Gather up the lines that contain "plugin".
** begin ENTRIES SHOWN **
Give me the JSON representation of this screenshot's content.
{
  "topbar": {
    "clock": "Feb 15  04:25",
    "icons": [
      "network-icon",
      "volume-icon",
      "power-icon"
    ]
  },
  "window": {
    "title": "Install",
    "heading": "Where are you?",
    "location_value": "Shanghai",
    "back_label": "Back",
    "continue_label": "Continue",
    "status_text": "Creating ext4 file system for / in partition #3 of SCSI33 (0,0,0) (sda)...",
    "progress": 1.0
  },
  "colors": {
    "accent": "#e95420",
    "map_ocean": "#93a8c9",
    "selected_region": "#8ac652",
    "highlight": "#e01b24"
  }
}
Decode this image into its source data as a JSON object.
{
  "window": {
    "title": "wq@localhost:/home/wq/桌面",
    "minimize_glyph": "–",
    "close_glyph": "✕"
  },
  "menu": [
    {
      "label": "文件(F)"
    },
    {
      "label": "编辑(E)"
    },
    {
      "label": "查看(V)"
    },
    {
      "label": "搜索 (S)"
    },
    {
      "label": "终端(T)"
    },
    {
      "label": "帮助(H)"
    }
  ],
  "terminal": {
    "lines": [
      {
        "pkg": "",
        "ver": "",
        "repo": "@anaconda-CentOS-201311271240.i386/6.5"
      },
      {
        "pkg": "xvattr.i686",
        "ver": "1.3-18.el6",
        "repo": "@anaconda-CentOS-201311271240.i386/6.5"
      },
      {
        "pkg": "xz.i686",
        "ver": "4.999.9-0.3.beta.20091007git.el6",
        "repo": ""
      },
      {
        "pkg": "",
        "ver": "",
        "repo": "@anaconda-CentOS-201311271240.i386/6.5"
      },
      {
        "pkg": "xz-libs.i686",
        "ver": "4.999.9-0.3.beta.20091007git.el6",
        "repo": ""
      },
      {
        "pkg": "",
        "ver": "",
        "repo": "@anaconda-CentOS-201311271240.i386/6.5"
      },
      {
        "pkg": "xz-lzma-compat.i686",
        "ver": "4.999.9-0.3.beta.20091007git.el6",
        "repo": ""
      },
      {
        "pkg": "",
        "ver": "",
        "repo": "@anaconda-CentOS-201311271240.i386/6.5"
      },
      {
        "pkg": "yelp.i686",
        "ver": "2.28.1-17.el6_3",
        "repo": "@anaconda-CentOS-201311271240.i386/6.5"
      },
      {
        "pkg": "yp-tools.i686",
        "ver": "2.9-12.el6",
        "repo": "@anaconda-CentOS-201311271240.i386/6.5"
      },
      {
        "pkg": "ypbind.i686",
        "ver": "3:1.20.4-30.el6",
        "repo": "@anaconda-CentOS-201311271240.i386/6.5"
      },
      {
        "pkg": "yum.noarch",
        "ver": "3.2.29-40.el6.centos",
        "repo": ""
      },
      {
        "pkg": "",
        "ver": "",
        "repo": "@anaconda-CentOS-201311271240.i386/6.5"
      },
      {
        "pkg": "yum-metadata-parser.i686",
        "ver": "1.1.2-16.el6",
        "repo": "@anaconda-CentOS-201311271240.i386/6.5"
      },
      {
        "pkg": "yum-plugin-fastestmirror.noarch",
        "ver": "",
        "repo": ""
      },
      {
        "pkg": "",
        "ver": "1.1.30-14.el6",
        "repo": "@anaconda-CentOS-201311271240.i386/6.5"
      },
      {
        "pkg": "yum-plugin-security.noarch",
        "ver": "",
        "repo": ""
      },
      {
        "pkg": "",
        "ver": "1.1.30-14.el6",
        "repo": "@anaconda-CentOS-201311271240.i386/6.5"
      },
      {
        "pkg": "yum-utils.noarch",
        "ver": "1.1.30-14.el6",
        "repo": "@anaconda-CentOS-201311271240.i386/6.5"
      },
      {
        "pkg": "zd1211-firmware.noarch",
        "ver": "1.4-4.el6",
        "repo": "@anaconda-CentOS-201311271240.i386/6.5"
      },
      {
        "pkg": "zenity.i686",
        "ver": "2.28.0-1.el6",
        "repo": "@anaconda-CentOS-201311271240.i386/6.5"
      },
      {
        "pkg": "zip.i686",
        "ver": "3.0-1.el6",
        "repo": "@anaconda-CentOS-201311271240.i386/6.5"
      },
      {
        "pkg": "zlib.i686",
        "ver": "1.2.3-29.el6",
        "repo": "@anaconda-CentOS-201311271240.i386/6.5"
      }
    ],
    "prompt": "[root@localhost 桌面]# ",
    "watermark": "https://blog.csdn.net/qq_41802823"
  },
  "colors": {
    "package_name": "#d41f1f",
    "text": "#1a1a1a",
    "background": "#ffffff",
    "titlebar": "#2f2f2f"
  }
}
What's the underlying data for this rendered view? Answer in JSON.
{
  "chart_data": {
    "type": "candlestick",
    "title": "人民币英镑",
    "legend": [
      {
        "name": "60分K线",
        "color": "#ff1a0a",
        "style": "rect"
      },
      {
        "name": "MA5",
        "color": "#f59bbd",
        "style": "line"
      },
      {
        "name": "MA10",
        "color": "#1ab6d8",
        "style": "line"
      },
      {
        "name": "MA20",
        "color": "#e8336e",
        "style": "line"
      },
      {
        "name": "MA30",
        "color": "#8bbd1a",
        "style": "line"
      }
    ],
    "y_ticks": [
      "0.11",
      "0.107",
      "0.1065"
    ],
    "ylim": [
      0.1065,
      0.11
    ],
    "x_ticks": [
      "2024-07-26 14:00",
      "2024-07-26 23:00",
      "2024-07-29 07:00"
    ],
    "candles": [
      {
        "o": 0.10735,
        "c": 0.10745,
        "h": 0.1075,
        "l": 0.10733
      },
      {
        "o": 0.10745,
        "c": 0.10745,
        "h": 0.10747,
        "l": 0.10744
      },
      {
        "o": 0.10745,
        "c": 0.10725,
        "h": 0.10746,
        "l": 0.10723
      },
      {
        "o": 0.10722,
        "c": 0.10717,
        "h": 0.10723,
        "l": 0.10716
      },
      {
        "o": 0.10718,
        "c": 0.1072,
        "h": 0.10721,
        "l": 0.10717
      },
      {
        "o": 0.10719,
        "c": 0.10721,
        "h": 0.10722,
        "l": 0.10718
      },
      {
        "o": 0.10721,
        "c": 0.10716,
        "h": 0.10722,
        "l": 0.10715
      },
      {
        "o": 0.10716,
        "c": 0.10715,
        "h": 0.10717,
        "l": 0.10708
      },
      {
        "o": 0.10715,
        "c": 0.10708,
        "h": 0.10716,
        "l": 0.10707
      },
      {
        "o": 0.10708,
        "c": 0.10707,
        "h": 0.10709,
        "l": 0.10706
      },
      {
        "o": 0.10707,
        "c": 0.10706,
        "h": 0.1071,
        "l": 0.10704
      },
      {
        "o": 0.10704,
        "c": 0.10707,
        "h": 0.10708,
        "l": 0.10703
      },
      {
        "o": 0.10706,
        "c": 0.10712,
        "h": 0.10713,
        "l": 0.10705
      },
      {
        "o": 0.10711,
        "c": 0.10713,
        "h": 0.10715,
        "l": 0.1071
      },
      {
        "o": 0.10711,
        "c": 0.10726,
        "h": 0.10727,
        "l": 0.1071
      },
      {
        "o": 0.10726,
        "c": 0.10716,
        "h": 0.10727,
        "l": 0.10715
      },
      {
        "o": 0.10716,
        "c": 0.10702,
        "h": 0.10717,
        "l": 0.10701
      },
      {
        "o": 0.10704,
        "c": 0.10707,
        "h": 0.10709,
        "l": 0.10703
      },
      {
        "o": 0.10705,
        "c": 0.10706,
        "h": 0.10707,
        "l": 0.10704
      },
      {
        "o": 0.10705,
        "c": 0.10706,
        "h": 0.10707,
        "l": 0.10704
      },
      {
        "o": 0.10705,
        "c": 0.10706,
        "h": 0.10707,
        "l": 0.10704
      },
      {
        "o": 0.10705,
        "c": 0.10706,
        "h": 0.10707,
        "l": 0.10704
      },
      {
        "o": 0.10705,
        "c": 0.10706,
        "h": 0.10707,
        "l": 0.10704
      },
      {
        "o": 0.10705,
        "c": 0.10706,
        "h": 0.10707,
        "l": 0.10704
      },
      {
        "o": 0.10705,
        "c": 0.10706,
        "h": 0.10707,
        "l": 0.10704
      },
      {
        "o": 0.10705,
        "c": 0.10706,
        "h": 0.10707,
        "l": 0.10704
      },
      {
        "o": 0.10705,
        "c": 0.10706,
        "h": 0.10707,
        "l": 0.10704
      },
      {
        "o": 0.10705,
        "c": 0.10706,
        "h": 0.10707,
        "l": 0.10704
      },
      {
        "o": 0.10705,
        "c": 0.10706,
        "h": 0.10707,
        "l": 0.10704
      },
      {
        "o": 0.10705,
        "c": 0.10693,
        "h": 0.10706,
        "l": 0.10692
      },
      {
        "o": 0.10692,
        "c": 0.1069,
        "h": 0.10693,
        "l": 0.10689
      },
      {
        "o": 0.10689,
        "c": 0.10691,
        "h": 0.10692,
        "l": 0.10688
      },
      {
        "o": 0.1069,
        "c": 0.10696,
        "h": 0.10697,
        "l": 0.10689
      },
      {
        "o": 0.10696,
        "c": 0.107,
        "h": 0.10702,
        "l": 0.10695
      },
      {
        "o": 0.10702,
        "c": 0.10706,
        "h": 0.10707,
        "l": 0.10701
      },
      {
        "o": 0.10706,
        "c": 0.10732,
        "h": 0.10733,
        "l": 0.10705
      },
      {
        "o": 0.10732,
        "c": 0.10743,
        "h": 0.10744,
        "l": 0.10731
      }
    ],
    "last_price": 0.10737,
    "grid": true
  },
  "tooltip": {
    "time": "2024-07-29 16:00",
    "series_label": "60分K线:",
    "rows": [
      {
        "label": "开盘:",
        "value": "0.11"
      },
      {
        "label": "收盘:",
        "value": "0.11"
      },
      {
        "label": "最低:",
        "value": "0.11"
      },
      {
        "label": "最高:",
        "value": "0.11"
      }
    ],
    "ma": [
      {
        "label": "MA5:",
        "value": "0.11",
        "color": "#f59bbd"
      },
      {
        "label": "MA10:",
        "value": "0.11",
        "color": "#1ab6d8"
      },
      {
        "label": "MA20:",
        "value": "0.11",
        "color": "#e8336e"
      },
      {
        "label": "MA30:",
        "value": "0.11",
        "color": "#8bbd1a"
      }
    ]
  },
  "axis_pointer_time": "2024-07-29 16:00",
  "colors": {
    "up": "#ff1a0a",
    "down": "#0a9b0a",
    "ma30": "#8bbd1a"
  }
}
** end ENTRIES SHOWN **
**FINISHED ANSWER**
        "pkg": "yum-plugin-fastestmirror.noarch",
        "pkg": "yum-plugin-security.noarch",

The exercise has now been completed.